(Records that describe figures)
■ ■ ■
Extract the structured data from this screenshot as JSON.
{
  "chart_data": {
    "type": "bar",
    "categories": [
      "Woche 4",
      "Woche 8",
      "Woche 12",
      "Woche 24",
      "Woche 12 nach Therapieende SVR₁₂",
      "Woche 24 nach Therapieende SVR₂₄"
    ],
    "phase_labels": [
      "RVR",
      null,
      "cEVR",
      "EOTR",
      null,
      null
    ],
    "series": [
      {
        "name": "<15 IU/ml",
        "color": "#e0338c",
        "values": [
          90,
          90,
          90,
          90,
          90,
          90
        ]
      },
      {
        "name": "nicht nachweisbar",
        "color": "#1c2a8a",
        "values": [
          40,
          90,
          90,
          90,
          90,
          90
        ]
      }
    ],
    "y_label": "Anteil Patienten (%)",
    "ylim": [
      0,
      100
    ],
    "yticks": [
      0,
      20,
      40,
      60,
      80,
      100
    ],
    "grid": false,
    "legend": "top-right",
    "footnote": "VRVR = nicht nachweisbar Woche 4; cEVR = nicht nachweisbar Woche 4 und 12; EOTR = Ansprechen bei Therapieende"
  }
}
■ ■ ■
Write out the material exactly as given.

Extract the structured data from this screenshot as JSON.
{
  "chart_data": {
    "type": "bar",
    "categories": [
      "Woche 4",
      "Woche 8",
      "Woche 12",
      "Woche 24",
      "Woche 12 nach Therapieende SVR₁₂",
      "Woche 24 nach Therapieende SVR₂₄"
    ],
    "phase_labels": [
      "RVR",
      null,
      "cEVR",
      "EOTR",
      null,
      null
    ],
    "series": [
      {
        "name": "<15 IU/ml",
        "color": "#e0338c",
        "values": [
          90,
          90,
          90,
          90,
          90,
          90
        ]
      },
      {
        "name": "nicht nachweisbar",
        "color": "#1c2a8a",
        "values": [
          40,
          90,
          90,
          90,
          90,
          90
        ]
      }
    ],
    "y_label": "Anteil Patienten (%)",
    "ylim": [
      0,
      100
    ],
    "yticks": [
      0,
      20,
      40,
      60,
      80,
      100
    ],
    "grid": false,
    "legend": "top-right",
    "footnote": "VRVR = nicht nachweisbar Woche 4; cEVR = nicht nachweisbar Woche 4 und 12; EOTR = Ansprechen bei Therapieende"
  }
}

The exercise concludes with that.